[START Data lines]
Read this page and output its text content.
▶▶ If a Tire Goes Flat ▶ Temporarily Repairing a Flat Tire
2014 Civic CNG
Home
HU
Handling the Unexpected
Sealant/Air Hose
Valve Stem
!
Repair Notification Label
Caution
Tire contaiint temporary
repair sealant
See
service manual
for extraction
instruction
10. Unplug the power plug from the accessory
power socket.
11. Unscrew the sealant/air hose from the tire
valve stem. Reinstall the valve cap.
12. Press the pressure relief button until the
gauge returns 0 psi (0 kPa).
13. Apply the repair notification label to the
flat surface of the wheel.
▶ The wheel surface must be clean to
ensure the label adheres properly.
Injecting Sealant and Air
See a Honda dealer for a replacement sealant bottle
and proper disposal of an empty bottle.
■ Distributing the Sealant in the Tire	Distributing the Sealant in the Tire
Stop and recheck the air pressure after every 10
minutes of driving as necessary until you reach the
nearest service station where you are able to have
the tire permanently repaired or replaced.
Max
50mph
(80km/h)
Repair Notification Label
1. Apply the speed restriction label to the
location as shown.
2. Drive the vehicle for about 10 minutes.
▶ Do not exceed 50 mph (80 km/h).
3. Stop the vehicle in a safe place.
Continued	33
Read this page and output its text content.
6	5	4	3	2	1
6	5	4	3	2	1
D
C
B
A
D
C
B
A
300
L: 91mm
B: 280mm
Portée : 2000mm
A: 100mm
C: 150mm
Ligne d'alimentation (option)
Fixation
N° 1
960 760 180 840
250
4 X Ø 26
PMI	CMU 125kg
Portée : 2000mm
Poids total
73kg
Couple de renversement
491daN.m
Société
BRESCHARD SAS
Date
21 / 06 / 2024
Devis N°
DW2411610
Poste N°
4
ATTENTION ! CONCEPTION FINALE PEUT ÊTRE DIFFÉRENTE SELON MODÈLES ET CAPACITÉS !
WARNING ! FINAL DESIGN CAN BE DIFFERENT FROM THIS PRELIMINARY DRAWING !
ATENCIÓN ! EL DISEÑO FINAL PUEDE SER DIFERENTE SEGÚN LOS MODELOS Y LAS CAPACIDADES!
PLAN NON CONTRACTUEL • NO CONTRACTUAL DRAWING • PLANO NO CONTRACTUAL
[END Data lines]
> What you are asked to do
State how many lines of the listing above include the word "pressure". Give nothing but the number.

> Reply to the task
2